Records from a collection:
*-*-*
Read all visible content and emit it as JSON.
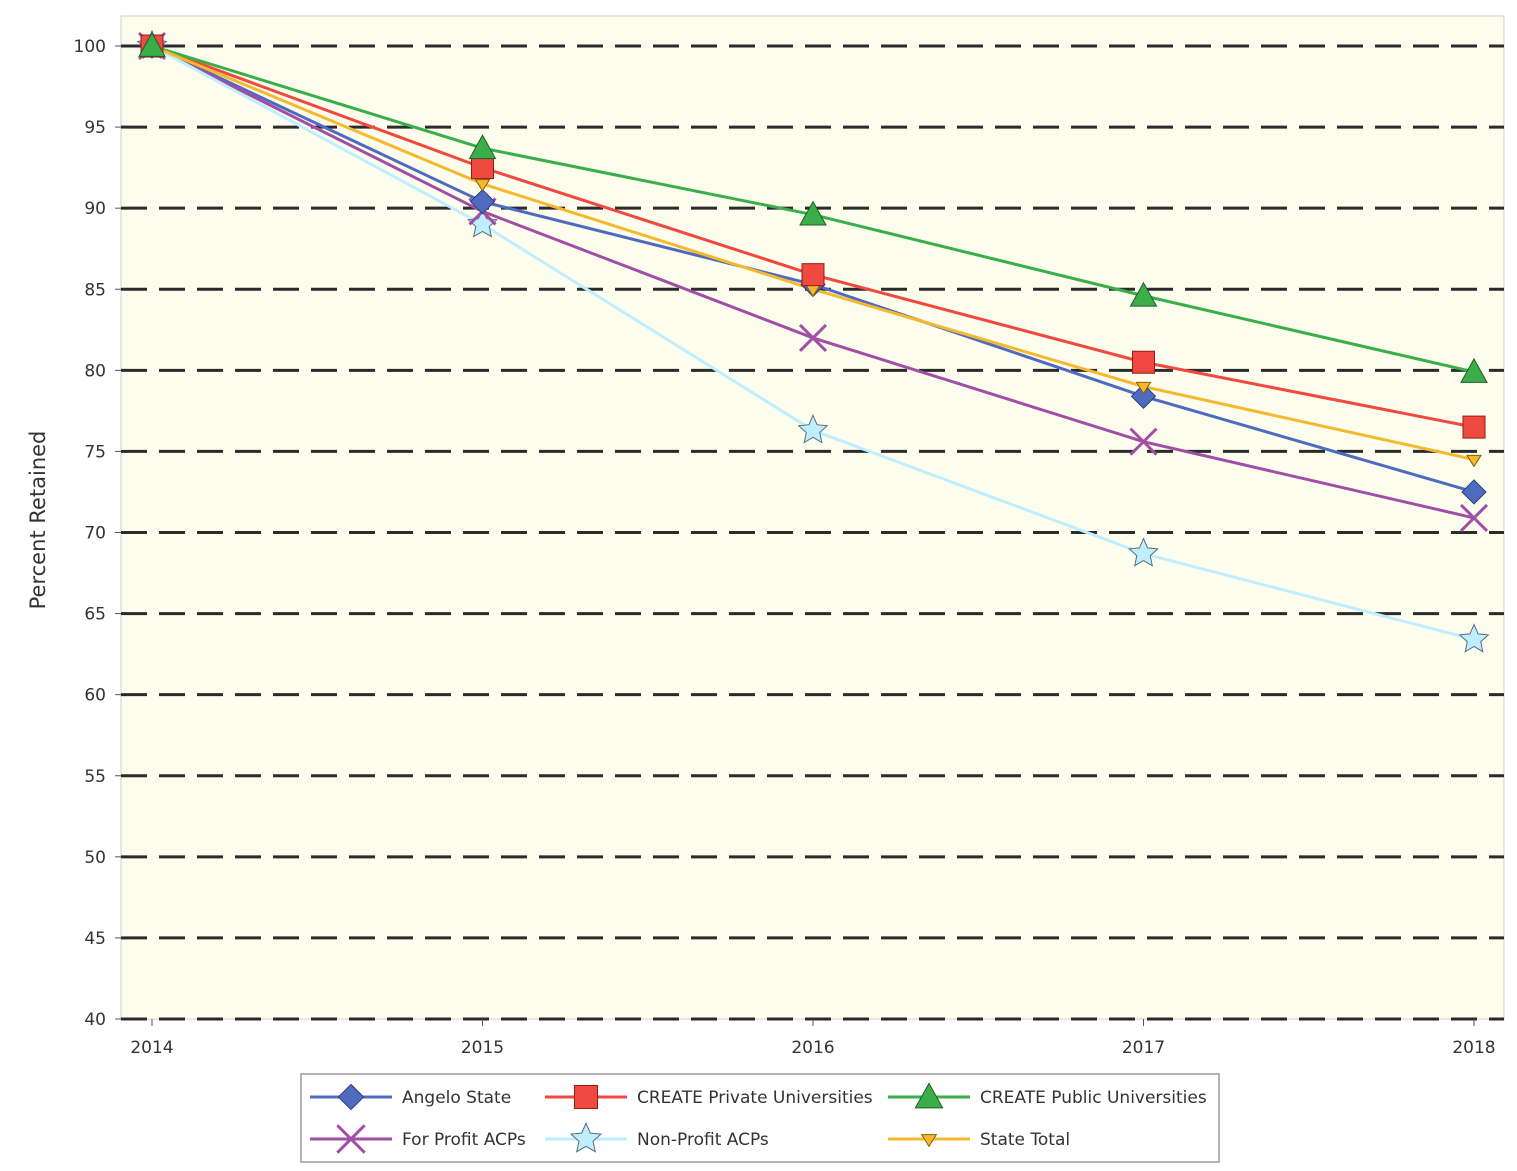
{
  "chart_data": {
    "type": "line",
    "title": "",
    "xlabel": "",
    "ylabel": "Percent Retained",
    "x": [
      "2014",
      "2015",
      "2016",
      "2017",
      "2018"
    ],
    "ylim": [
      40,
      100
    ],
    "yticks": [
      40,
      45,
      50,
      55,
      60,
      65,
      70,
      75,
      80,
      85,
      90,
      95,
      100
    ],
    "grid": "horizontal dashed",
    "legend_position": "bottom",
    "series": [
      {
        "name": "Angelo State",
        "values": [
          100,
          90.4,
          85.3,
          78.4,
          72.5
        ],
        "color": "#4f6bbf",
        "marker": "diamond"
      },
      {
        "name": "CREATE Private Universities",
        "values": [
          100,
          92.5,
          85.9,
          80.5,
          76.5
        ],
        "color": "#f04a40",
        "marker": "square"
      },
      {
        "name": "CREATE Public Universities",
        "values": [
          100,
          93.7,
          89.6,
          84.6,
          79.9
        ],
        "color": "#3aae48",
        "marker": "triangle"
      },
      {
        "name": "For Profit ACPs",
        "values": [
          100,
          89.8,
          82.0,
          75.6,
          70.9
        ],
        "color": "#a14fa6",
        "marker": "x"
      },
      {
        "name": "Non-Profit ACPs",
        "values": [
          100,
          89.0,
          76.3,
          68.7,
          63.4
        ],
        "color": "#bfefff",
        "marker": "star"
      },
      {
        "name": "State Total",
        "values": [
          100,
          91.5,
          85.0,
          79.0,
          74.5
        ],
        "color": "#f5b92e",
        "marker": "down-triangle"
      }
    ],
    "background": "#fdfdee"
  }
}
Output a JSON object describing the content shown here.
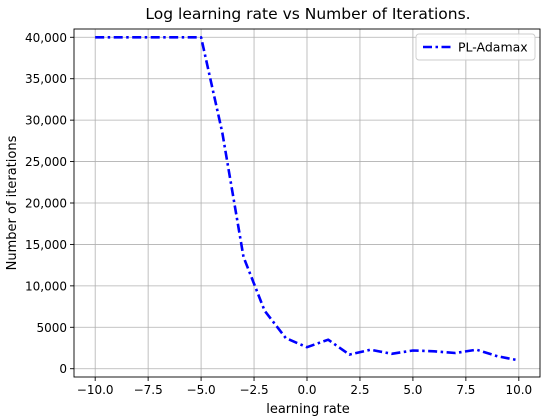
*-*-*
Transcribe the records word for word and include no pictures.

Read all visible content and emit it as JSON.
{
  "chart_data": {
    "type": "line",
    "title": "",
    "xlabel": "",
    "ylabel": "Percent Retained",
    "x": [
      "2014",
      "2015",
      "2016",
      "2017",
      "2018"
    ],
    "ylim": [
      40,
      100
    ],
    "yticks": [
      40,
      45,
      50,
      55,
      60,
      65,
      70,
      75,
      80,
      85,
      90,
      95,
      100
    ],
    "grid": "horizontal dashed",
    "legend_position": "bottom",
    "series": [
      {
        "name": "Angelo State",
        "values": [
          100,
          90.4,
          85.3,
          78.4,
          72.5
        ],
        "color": "#4f6bbf",
        "marker": "diamond"
      },
      {
        "name": "CREATE Private Universities",
        "values": [
          100,
          92.5,
          85.9,
          80.5,
          76.5
        ],
        "color": "#f04a40",
        "marker": "square"
      },
      {
        "name": "CREATE Public Universities",
        "values": [
          100,
          93.7,
          89.6,
          84.6,
          79.9
        ],
        "color": "#3aae48",
        "marker": "triangle"
      },
      {
        "name": "For Profit ACPs",
        "values": [
          100,
          89.8,
          82.0,
          75.6,
          70.9
        ],
        "color": "#a14fa6",
        "marker": "x"
      },
      {
        "name": "Non-Profit ACPs",
        "values": [
          100,
          89.0,
          76.3,
          68.7,
          63.4
        ],
        "color": "#bfefff",
        "marker": "star"
      },
      {
        "name": "State Total",
        "values": [
          100,
          91.5,
          85.0,
          79.0,
          74.5
        ],
        "color": "#f5b92e",
        "marker": "down-triangle"
      }
    ],
    "background": "#fdfdee"
  }
}
Output a JSON object describing the content shown here.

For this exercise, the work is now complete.